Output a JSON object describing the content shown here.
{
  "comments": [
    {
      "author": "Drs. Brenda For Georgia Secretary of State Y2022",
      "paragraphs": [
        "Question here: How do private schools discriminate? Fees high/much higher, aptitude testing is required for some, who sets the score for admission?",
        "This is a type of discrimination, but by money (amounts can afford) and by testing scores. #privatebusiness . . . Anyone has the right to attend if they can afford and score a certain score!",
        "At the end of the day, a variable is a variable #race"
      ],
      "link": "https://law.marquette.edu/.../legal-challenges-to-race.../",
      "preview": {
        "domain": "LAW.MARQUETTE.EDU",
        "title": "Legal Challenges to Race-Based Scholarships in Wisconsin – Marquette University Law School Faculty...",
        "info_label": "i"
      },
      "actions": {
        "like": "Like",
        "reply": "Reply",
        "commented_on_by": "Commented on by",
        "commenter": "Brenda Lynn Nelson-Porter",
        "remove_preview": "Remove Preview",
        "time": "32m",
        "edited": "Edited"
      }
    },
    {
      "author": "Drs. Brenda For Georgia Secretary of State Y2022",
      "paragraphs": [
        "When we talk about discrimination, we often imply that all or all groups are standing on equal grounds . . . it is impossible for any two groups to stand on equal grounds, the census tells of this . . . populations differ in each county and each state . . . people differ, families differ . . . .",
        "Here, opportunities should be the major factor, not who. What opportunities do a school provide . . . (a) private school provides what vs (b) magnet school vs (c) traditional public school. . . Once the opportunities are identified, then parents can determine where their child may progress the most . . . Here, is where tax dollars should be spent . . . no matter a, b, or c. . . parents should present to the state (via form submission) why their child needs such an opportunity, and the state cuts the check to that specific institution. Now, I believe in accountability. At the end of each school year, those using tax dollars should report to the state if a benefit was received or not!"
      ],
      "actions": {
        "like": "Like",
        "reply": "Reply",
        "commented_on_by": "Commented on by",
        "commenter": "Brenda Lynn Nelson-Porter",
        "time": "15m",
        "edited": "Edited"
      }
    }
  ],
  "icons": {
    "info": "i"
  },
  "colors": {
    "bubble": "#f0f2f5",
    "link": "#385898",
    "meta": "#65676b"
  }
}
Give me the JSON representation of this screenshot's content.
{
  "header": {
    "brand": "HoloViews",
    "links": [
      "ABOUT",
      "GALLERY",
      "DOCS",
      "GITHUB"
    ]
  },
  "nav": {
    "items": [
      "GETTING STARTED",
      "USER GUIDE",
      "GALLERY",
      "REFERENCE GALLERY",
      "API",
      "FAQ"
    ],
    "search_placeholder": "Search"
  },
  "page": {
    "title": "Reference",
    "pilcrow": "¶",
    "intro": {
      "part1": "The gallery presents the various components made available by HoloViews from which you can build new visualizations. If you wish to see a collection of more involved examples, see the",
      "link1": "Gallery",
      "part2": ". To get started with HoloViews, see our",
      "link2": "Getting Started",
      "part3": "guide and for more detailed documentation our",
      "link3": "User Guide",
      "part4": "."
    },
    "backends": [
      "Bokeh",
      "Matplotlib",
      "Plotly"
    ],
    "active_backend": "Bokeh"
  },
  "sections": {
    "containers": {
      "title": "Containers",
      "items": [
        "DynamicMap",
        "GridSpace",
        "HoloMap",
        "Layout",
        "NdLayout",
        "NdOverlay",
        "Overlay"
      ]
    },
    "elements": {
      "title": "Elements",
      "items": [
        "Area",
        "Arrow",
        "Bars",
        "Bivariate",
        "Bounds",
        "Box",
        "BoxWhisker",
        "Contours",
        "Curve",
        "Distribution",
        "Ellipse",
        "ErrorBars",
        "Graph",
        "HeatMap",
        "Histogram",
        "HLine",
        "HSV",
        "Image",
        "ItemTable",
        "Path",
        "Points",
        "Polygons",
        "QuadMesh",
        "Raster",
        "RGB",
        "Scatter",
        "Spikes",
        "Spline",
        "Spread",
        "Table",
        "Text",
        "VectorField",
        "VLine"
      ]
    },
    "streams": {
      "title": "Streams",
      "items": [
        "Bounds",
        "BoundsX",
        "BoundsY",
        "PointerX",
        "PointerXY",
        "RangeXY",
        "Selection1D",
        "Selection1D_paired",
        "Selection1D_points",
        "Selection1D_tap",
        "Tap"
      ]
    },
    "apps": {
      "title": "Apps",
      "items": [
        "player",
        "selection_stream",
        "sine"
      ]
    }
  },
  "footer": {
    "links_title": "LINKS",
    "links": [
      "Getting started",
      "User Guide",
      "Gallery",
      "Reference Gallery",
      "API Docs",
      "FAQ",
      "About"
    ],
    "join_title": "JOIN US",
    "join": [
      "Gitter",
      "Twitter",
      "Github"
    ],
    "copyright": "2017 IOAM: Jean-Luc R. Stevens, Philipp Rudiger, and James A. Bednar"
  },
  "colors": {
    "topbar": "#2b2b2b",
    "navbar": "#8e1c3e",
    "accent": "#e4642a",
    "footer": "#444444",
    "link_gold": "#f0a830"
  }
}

◆ WRITTEN REQUEST ◆
Set down the listing in full, keeping every word exactly as it is.

◆ CORRECT RESULT ◆
Output a JSON object describing the content shown here.
{
  "comments": [
    {
      "author": "Drs. Brenda For Georgia Secretary of State Y2022",
      "paragraphs": [
        "Question here: How do private schools discriminate? Fees high/much higher, aptitude testing is required for some, who sets the score for admission?",
        "This is a type of discrimination, but by money (amounts can afford) and by testing scores. #privatebusiness . . . Anyone has the right to attend if they can afford and score a certain score!",
        "At the end of the day, a variable is a variable #race"
      ],
      "link": "https://law.marquette.edu/.../legal-challenges-to-race.../",
      "preview": {
        "domain": "LAW.MARQUETTE.EDU",
        "title": "Legal Challenges to Race-Based Scholarships in Wisconsin – Marquette University Law School Faculty...",
        "info_label": "i"
      },
      "actions": {
        "like": "Like",
        "reply": "Reply",
        "commented_on_by": "Commented on by",
        "commenter": "Brenda Lynn Nelson-Porter",
        "remove_preview": "Remove Preview",
        "time": "32m",
        "edited": "Edited"
      }
    },
    {
      "author": "Drs. Brenda For Georgia Secretary of State Y2022",
      "paragraphs": [
        "When we talk about discrimination, we often imply that all or all groups are standing on equal grounds . . . it is impossible for any two groups to stand on equal grounds, the census tells of this . . . populations differ in each county and each state . . . people differ, families differ . . . .",
        "Here, opportunities should be the major factor, not who. What opportunities do a school provide . . . (a) private school provides what vs (b) magnet school vs (c) traditional public school. . . Once the opportunities are identified, then parents can determine where their child may progress the most . . . Here, is where tax dollars should be spent . . . no matter a, b, or c. . . parents should present to the state (via form submission) why their child needs such an opportunity, and the state cuts the check to that specific institution. Now, I believe in accountability. At the end of each school year, those using tax dollars should report to the state if a benefit was received or not!"
      ],
      "actions": {
        "like": "Like",
        "reply": "Reply",
        "commented_on_by": "Commented on by",
        "commenter": "Brenda Lynn Nelson-Porter",
        "time": "15m",
        "edited": "Edited"
      }
    }
  ],
  "icons": {
    "info": "i"
  },
  "colors": {
    "bubble": "#f0f2f5",
    "link": "#385898",
    "meta": "#65676b"
  }
}
Give me the JSON representation of this screenshot's content.
{
  "header": {
    "brand": "HoloViews",
    "links": [
      "ABOUT",
      "GALLERY",
      "DOCS",
      "GITHUB"
    ]
  },
  "nav": {
    "items": [
      "GETTING STARTED",
      "USER GUIDE",
      "GALLERY",
      "REFERENCE GALLERY",
      "API",
      "FAQ"
    ],
    "search_placeholder": "Search"
  },
  "page": {
    "title": "Reference",
    "pilcrow": "¶",
    "intro": {
      "part1": "The gallery presents the various components made available by HoloViews from which you can build new visualizations. If you wish to see a collection of more involved examples, see the",
      "link1": "Gallery",
      "part2": ". To get started with HoloViews, see our",
      "link2": "Getting Started",
      "part3": "guide and for more detailed documentation our",
      "link3": "User Guide",
      "part4": "."
    },
    "backends": [
      "Bokeh",
      "Matplotlib",
      "Plotly"
    ],
    "active_backend": "Bokeh"
  },
  "sections": {
    "containers": {
      "title": "Containers",
      "items": [
        "DynamicMap",
        "GridSpace",
        "HoloMap",
        "Layout",
        "NdLayout",
        "NdOverlay",
        "Overlay"
      ]
    },
    "elements": {
      "title": "Elements",
      "items": [
        "Area",
        "Arrow",
        "Bars",
        "Bivariate",
        "Bounds",
        "Box",
        "BoxWhisker",
        "Contours",
        "Curve",
        "Distribution",
        "Ellipse",
        "ErrorBars",
        "Graph",
        "HeatMap",
        "Histogram",
        "HLine",
        "HSV",
        "Image",
        "ItemTable",
        "Path",
        "Points",
        "Polygons",
        "QuadMesh",
        "Raster",
        "RGB",
        "Scatter",
        "Spikes",
        "Spline",
        "Spread",
        "Table",
        "Text",
        "VectorField",
        "VLine"
      ]
    },
    "streams": {
      "title": "Streams",
      "items": [
        "Bounds",
        "BoundsX",
        "BoundsY",
        "PointerX",
        "PointerXY",
        "RangeXY",
        "Selection1D",
        "Selection1D_paired",
        "Selection1D_points",
        "Selection1D_tap",
        "Tap"
      ]
    },
    "apps": {
      "title": "Apps",
      "items": [
        "player",
        "selection_stream",
        "sine"
      ]
    }
  },
  "footer": {
    "links_title": "LINKS",
    "links": [
      "Getting started",
      "User Guide",
      "Gallery",
      "Reference Gallery",
      "API Docs",
      "FAQ",
      "About"
    ],
    "join_title": "JOIN US",
    "join": [
      "Gitter",
      "Twitter",
      "Github"
    ],
    "copyright": "2017 IOAM: Jean-Luc R. Stevens, Philipp Rudiger, and James A. Bednar"
  },
  "colors": {
    "topbar": "#2b2b2b",
    "navbar": "#8e1c3e",
    "accent": "#e4642a",
    "footer": "#444444",
    "link_gold": "#f0a830"
  }
}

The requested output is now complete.